# DATA IN THIS EXERCISE:

## Start

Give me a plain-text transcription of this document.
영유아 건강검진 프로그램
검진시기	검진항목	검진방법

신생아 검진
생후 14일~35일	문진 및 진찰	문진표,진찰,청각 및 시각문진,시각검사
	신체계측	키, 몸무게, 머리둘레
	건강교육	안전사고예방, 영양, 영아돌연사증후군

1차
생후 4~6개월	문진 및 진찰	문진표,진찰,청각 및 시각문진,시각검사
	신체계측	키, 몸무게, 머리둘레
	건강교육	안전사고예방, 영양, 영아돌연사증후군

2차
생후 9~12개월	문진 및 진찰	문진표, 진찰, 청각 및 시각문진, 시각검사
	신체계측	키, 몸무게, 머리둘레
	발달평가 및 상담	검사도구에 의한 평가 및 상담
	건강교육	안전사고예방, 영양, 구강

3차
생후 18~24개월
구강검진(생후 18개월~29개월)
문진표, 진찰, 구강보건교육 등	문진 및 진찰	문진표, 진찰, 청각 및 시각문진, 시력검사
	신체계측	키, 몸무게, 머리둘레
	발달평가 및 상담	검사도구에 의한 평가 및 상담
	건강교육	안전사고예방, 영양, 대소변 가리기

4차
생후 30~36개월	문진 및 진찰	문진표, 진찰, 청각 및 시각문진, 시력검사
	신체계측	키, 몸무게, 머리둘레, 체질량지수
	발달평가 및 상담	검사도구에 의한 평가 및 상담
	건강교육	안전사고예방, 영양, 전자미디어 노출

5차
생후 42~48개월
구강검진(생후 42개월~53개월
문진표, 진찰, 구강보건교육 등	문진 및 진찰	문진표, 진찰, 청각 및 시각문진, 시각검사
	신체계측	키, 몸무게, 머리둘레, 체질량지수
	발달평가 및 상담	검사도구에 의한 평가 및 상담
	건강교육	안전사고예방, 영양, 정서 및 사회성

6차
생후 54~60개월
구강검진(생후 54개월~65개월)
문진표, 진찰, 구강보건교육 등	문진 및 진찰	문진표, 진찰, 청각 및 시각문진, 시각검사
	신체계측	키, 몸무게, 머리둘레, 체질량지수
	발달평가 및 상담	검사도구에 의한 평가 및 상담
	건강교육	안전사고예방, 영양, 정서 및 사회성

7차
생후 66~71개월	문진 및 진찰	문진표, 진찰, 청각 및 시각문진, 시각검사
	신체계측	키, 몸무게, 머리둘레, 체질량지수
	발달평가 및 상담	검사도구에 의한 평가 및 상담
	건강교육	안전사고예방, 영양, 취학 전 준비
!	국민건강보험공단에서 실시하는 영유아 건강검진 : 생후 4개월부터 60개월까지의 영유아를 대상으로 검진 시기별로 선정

## End

# YOUR TASK:
Please repeat all the records above exactly as they appear.

# RIGHT ANSWER:
Give me a plain-text transcription of this document.
영유아 건강검진 프로그램
검진시기	검진항목	검진방법

신생아 검진
생후 14일~35일	문진 및 진찰	문진표,진찰,청각 및 시각문진,시각검사
	신체계측	키, 몸무게, 머리둘레
	건강교육	안전사고예방, 영양, 영아돌연사증후군

1차
생후 4~6개월	문진 및 진찰	문진표,진찰,청각 및 시각문진,시각검사
	신체계측	키, 몸무게, 머리둘레
	건강교육	안전사고예방, 영양, 영아돌연사증후군

2차
생후 9~12개월	문진 및 진찰	문진표, 진찰, 청각 및 시각문진, 시각검사
	신체계측	키, 몸무게, 머리둘레
	발달평가 및 상담	검사도구에 의한 평가 및 상담
	건강교육	안전사고예방, 영양, 구강

3차
생후 18~24개월
구강검진(생후 18개월~29개월)
문진표, 진찰, 구강보건교육 등	문진 및 진찰	문진표, 진찰, 청각 및 시각문진, 시력검사
	신체계측	키, 몸무게, 머리둘레
	발달평가 및 상담	검사도구에 의한 평가 및 상담
	건강교육	안전사고예방, 영양, 대소변 가리기

4차
생후 30~36개월	문진 및 진찰	문진표, 진찰, 청각 및 시각문진, 시력검사
	신체계측	키, 몸무게, 머리둘레, 체질량지수
	발달평가 및 상담	검사도구에 의한 평가 및 상담
	건강교육	안전사고예방, 영양, 전자미디어 노출

5차
생후 42~48개월
구강검진(생후 42개월~53개월
문진표, 진찰, 구강보건교육 등	문진 및 진찰	문진표, 진찰, 청각 및 시각문진, 시각검사
	신체계측	키, 몸무게, 머리둘레, 체질량지수
	발달평가 및 상담	검사도구에 의한 평가 및 상담
	건강교육	안전사고예방, 영양, 정서 및 사회성

6차
생후 54~60개월
구강검진(생후 54개월~65개월)
문진표, 진찰, 구강보건교육 등	문진 및 진찰	문진표, 진찰, 청각 및 시각문진, 시각검사
	신체계측	키, 몸무게, 머리둘레, 체질량지수
	발달평가 및 상담	검사도구에 의한 평가 및 상담
	건강교육	안전사고예방, 영양, 정서 및 사회성

7차
생후 66~71개월	문진 및 진찰	문진표, 진찰, 청각 및 시각문진, 시각검사
	신체계측	키, 몸무게, 머리둘레, 체질량지수
	발달평가 및 상담	검사도구에 의한 평가 및 상담
	건강교육	안전사고예방, 영양, 취학 전 준비
!	국민건강보험공단에서 실시하는 영유아 건강검진 : 생후 4개월부터 60개월까지의 영유아를 대상으로 검진 시기별로 선정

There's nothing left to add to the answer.